-- begin Supplied data --
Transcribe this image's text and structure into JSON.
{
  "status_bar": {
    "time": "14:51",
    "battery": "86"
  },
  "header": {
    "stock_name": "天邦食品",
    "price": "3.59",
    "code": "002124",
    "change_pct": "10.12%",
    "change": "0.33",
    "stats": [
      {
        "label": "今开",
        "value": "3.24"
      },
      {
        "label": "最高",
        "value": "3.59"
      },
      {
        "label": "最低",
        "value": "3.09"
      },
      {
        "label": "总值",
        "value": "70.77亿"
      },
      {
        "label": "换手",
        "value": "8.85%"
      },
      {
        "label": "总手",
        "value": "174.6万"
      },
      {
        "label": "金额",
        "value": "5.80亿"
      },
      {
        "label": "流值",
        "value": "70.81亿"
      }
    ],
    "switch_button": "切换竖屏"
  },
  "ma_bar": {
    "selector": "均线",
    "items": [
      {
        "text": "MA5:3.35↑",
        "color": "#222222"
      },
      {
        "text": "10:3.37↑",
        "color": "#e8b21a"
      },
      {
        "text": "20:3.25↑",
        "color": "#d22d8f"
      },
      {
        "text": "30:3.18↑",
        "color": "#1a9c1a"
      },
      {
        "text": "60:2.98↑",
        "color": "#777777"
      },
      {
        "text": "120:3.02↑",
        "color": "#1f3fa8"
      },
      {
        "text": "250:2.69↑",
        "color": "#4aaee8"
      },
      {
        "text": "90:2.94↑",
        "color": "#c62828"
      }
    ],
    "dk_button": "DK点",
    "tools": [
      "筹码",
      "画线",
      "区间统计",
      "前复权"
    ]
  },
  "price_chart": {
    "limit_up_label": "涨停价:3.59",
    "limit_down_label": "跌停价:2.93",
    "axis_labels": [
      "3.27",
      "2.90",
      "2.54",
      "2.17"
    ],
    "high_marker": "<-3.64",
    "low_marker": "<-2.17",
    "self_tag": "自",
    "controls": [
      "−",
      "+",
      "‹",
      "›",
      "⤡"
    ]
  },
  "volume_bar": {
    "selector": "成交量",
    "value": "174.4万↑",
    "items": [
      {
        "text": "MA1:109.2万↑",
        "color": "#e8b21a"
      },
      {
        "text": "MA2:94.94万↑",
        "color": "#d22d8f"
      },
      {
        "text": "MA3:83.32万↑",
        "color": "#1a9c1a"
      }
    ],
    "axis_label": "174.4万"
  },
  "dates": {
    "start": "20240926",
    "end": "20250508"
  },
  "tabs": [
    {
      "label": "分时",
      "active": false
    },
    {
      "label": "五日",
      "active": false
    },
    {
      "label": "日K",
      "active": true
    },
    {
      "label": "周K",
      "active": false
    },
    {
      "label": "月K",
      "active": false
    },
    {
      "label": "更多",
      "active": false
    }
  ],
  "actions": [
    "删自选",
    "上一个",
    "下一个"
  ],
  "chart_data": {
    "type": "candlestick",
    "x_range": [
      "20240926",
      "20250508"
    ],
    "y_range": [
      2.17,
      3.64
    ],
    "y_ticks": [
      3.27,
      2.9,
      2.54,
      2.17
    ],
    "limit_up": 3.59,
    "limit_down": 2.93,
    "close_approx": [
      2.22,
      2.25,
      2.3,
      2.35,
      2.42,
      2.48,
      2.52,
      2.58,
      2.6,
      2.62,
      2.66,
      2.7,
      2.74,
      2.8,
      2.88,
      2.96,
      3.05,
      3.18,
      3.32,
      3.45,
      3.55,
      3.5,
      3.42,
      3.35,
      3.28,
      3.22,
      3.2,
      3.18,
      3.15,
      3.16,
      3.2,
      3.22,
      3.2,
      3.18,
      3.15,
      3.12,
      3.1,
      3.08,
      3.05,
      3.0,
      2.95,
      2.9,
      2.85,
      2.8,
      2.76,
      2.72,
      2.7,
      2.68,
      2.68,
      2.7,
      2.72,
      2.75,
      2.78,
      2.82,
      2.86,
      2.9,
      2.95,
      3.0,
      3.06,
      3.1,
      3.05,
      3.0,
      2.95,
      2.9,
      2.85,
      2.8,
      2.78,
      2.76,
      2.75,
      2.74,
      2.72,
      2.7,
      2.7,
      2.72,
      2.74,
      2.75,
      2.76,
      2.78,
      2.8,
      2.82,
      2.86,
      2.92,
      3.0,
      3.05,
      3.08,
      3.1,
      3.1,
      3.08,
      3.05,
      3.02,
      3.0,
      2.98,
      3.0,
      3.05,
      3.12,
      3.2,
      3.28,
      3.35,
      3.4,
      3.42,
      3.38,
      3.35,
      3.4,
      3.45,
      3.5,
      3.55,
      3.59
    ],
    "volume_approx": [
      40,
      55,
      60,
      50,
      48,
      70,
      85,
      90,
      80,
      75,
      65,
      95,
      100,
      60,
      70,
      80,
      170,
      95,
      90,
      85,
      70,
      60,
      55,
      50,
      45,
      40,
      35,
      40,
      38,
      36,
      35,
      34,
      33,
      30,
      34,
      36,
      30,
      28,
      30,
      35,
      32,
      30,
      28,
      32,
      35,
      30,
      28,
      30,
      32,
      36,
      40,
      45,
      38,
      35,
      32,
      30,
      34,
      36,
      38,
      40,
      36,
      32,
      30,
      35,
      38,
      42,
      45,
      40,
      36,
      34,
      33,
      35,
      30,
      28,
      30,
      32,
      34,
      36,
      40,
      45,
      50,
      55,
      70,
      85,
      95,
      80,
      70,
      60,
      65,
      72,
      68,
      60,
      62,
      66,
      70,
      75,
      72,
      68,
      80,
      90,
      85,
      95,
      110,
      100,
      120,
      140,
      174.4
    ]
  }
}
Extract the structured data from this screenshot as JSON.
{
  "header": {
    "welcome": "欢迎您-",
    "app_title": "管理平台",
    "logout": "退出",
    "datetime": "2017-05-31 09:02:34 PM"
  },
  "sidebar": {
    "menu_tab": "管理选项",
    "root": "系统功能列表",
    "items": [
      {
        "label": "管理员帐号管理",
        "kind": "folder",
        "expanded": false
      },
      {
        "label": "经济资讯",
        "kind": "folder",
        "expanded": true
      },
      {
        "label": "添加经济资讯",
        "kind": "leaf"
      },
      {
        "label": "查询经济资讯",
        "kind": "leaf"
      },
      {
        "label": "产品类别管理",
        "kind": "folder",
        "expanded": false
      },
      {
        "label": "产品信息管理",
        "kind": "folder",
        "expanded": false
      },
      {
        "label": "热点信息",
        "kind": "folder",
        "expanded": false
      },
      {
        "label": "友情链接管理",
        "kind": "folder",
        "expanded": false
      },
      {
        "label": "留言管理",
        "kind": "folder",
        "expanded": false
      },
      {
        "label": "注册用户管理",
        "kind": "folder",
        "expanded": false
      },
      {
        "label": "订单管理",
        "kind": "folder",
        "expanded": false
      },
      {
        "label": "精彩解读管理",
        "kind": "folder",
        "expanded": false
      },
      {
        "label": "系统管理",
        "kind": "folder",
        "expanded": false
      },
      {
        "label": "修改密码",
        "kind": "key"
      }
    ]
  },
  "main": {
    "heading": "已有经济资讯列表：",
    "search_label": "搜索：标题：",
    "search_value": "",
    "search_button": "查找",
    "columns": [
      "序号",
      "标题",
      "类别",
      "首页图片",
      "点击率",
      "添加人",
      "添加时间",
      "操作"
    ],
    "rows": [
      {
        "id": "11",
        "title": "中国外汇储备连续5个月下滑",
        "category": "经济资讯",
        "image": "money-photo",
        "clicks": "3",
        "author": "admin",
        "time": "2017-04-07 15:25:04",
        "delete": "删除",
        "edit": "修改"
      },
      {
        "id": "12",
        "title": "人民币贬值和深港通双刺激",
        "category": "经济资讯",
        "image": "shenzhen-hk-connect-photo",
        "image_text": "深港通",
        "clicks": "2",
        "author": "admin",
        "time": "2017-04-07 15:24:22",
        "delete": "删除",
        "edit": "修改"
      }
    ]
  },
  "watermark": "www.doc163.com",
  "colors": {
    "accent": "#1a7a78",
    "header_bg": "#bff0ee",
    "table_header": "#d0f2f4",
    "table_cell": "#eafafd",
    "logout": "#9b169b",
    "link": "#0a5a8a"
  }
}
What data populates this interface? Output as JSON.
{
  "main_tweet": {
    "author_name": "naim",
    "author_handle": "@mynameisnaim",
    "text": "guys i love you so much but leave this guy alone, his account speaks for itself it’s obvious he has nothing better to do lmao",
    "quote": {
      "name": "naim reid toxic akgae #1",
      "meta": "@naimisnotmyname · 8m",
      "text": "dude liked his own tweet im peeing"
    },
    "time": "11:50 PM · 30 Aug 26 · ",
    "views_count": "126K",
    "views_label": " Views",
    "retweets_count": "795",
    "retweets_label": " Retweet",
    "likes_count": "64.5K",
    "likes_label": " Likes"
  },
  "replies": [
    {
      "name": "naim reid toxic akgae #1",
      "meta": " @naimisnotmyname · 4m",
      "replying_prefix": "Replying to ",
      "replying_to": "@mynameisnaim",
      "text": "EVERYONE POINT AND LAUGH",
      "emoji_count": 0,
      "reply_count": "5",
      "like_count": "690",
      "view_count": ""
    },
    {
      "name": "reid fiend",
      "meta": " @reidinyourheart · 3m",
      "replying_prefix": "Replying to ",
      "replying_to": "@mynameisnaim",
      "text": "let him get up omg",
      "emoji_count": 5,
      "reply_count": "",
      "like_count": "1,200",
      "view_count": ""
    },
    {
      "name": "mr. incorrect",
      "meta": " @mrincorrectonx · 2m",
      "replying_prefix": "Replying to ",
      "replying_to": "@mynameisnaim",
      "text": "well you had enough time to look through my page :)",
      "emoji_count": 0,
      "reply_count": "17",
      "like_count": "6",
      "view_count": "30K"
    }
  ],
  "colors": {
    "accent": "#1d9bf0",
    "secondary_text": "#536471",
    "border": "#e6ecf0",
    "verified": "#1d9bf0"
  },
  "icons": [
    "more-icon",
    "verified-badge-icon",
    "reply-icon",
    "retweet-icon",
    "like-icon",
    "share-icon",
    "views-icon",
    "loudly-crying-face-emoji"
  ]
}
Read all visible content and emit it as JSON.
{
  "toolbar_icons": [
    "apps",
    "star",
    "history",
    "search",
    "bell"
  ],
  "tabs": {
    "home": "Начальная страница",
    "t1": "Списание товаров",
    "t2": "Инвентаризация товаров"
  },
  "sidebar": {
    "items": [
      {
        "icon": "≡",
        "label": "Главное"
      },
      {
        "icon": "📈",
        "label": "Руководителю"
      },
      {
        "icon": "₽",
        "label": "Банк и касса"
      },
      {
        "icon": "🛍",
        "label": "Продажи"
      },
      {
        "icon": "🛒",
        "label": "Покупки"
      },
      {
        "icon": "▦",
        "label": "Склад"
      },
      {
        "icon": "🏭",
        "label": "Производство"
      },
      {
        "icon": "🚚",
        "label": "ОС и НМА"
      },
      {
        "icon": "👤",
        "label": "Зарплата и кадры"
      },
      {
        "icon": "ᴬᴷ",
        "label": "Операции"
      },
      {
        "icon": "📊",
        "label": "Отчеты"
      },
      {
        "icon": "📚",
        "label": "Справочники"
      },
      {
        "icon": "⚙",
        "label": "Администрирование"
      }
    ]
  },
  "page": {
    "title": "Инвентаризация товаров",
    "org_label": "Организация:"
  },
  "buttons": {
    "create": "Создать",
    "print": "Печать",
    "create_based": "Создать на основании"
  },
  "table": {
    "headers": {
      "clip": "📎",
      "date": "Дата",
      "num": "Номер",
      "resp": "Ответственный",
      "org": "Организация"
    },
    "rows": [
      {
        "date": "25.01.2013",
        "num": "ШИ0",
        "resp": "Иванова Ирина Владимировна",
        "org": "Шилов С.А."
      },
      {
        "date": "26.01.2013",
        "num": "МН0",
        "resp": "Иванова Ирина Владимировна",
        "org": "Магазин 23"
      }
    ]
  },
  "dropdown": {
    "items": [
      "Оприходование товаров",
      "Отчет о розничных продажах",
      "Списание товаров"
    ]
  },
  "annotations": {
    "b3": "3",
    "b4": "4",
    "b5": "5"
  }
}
-- end Supplied data --
◆ **What you are asked to do**
Within the listing above, copy each line that has the string "Инвентаризация".

◆ **Result of the exercise**
    "t2": "Инвентаризация товаров"
    "title": "Инвентаризация товаров",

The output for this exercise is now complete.